Quote the listing from its first line through the line containing "nano-particle bbox=[414, 542, 426, 554]", both ends included, reproducing every line verbatim.

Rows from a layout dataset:
+++++
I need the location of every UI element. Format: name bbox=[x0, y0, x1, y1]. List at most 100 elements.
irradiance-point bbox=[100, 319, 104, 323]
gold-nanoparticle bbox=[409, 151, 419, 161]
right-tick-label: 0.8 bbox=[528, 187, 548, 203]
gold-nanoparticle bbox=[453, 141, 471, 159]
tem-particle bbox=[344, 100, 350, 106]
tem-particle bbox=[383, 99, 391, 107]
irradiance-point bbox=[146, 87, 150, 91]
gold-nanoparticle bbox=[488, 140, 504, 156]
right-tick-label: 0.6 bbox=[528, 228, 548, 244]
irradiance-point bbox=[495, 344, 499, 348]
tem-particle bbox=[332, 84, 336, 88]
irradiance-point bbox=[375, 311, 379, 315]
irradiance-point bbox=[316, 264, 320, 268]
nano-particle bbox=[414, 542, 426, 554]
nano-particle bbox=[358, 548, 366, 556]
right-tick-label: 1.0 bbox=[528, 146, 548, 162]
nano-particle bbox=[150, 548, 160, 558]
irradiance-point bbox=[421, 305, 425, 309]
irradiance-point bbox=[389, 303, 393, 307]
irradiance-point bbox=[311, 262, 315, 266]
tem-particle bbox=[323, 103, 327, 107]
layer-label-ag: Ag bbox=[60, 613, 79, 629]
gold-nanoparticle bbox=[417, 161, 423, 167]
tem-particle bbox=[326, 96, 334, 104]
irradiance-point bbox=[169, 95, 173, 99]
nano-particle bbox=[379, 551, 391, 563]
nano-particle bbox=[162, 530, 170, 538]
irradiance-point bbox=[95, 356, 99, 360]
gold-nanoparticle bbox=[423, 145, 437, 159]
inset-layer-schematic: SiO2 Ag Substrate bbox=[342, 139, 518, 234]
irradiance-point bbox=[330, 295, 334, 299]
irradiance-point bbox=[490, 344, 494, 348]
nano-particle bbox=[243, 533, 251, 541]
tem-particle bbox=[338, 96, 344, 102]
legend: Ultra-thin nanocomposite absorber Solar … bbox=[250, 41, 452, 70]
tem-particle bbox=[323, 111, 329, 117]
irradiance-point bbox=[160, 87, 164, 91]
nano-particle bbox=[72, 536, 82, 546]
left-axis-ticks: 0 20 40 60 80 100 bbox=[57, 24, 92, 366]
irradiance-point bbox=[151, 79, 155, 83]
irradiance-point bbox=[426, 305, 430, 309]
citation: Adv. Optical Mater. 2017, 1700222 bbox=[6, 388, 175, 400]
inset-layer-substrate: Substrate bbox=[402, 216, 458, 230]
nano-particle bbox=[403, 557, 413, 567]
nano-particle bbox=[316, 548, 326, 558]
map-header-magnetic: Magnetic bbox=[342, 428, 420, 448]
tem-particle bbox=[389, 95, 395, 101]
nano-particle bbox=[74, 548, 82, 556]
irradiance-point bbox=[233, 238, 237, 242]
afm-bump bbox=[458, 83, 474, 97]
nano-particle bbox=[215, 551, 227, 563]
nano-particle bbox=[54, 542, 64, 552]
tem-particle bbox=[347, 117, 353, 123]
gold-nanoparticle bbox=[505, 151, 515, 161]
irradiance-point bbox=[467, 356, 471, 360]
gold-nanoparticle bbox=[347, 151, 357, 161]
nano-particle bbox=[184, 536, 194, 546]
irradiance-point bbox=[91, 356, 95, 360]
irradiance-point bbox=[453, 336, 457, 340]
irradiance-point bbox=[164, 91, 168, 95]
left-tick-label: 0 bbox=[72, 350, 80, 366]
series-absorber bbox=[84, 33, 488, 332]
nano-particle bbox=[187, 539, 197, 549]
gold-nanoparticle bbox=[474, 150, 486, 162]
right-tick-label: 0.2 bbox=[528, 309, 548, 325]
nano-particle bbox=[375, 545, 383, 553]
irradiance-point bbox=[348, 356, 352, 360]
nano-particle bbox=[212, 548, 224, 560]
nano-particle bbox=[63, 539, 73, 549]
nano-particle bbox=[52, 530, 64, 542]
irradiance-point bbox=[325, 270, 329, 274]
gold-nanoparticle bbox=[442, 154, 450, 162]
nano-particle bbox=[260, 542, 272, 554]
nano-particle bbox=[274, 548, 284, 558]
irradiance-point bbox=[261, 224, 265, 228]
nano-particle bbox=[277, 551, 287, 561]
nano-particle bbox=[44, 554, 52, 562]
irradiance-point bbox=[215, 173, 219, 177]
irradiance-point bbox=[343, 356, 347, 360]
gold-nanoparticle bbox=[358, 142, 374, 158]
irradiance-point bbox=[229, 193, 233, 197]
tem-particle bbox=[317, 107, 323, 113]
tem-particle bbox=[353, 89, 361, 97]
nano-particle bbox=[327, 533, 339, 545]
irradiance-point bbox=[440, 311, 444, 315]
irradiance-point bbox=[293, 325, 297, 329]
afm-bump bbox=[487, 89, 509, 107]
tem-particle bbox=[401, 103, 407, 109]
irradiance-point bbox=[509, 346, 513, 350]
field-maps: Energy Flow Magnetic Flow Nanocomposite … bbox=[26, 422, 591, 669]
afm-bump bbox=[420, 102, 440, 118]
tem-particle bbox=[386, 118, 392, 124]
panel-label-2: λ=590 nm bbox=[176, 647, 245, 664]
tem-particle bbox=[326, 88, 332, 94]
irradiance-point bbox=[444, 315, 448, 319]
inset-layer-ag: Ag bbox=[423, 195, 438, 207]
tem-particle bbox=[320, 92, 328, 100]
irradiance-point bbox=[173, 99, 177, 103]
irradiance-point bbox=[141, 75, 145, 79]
+++++
Exercise result ->
I need the location of every UI element. Format: name bbox=[x0, y0, x1, y1]. List at most 100 elements.
irradiance-point bbox=[100, 319, 104, 323]
gold-nanoparticle bbox=[409, 151, 419, 161]
right-tick-label: 0.8 bbox=[528, 187, 548, 203]
gold-nanoparticle bbox=[453, 141, 471, 159]
tem-particle bbox=[344, 100, 350, 106]
tem-particle bbox=[383, 99, 391, 107]
irradiance-point bbox=[146, 87, 150, 91]
gold-nanoparticle bbox=[488, 140, 504, 156]
right-tick-label: 0.6 bbox=[528, 228, 548, 244]
irradiance-point bbox=[495, 344, 499, 348]
tem-particle bbox=[332, 84, 336, 88]
irradiance-point bbox=[375, 311, 379, 315]
irradiance-point bbox=[316, 264, 320, 268]
nano-particle bbox=[414, 542, 426, 554]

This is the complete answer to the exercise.